What to work on ▸ Quote all of the entries word for word.

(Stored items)
☆ ☆ ☆ ☆ ☆

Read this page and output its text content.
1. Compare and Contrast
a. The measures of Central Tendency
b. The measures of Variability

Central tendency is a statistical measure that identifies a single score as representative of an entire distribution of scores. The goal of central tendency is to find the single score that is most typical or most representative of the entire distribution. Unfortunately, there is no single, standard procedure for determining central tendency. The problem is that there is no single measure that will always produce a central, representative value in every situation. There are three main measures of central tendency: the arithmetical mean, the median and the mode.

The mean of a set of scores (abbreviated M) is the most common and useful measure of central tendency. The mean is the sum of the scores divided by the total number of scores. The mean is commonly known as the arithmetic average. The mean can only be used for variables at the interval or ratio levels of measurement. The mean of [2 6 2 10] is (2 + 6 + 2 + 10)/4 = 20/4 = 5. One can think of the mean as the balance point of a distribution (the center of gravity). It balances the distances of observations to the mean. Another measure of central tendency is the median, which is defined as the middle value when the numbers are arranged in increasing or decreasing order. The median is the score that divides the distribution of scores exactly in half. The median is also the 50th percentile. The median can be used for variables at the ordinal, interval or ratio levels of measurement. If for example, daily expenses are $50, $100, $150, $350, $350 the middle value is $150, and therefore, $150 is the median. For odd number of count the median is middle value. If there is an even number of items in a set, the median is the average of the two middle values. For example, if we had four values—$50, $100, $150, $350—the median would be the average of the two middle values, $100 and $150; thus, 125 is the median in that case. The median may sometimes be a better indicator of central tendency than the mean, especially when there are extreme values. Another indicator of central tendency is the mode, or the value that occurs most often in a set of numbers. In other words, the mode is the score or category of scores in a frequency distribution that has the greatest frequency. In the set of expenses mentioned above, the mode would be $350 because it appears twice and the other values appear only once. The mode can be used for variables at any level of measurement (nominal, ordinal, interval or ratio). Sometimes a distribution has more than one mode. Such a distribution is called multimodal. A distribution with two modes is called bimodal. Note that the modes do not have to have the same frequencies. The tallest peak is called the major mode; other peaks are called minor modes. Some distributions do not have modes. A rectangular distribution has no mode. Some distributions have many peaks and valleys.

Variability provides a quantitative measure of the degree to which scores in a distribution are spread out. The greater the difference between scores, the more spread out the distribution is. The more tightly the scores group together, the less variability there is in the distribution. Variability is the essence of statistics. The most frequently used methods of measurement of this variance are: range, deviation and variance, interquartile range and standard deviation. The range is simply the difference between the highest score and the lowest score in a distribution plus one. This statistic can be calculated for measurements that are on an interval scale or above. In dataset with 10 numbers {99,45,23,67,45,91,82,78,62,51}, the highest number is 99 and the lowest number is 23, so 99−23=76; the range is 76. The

☆ ☆ ☆ ☆ ☆

Output of the exercise ▸
Read this page and output its text content.
1. Compare and Contrast
a. The measures of Central Tendency
b. The measures of Variability

Central tendency is a statistical measure that identifies a single score as representative of an entire distribution of scores. The goal of central tendency is to find the single score that is most typical or most representative of the entire distribution. Unfortunately, there is no single, standard procedure for determining central tendency. The problem is that there is no single measure that will always produce a central, representative value in every situation. There are three main measures of central tendency: the arithmetical mean, the median and the mode.

The mean of a set of scores (abbreviated M) is the most common and useful measure of central tendency. The mean is the sum of the scores divided by the total number of scores. The mean is commonly known as the arithmetic average. The mean can only be used for variables at the interval or ratio levels of measurement. The mean of [2 6 2 10] is (2 + 6 + 2 + 10)/4 = 20/4 = 5. One can think of the mean as the balance point of a distribution (the center of gravity). It balances the distances of observations to the mean. Another measure of central tendency is the median, which is defined as the middle value when the numbers are arranged in increasing or decreasing order. The median is the score that divides the distribution of scores exactly in half. The median is also the 50th percentile. The median can be used for variables at the ordinal, interval or ratio levels of measurement. If for example, daily expenses are $50, $100, $150, $350, $350 the middle value is $150, and therefore, $150 is the median. For odd number of count the median is middle value. If there is an even number of items in a set, the median is the average of the two middle values. For example, if we had four values—$50, $100, $150, $350—the median would be the average of the two middle values, $100 and $150; thus, 125 is the median in that case. The median may sometimes be a better indicator of central tendency than the mean, especially when there are extreme values. Another indicator of central tendency is the mode, or the value that occurs most often in a set of numbers. In other words, the mode is the score or category of scores in a frequency distribution that has the greatest frequency. In the set of expenses mentioned above, the mode would be $350 because it appears twice and the other values appear only once. The mode can be used for variables at any level of measurement (nominal, ordinal, interval or ratio). Sometimes a distribution has more than one mode. Such a distribution is called multimodal. A distribution with two modes is called bimodal. Note that the modes do not have to have the same frequencies. The tallest peak is called the major mode; other peaks are called minor modes. Some distributions do not have modes. A rectangular distribution has no mode. Some distributions have many peaks and valleys.

Variability provides a quantitative measure of the degree to which scores in a distribution are spread out. The greater the difference between scores, the more spread out the distribution is. The more tightly the scores group together, the less variability there is in the distribution. Variability is the essence of statistics. The most frequently used methods of measurement of this variance are: range, deviation and variance, interquartile range and standard deviation. The range is simply the difference between the highest score and the lowest score in a distribution plus one. This statistic can be calculated for measurements that are on an interval scale or above. In dataset with 10 numbers {99,45,23,67,45,91,82,78,62,51}, the highest number is 99 and the lowest number is 23, so 99−23=76; the range is 76. The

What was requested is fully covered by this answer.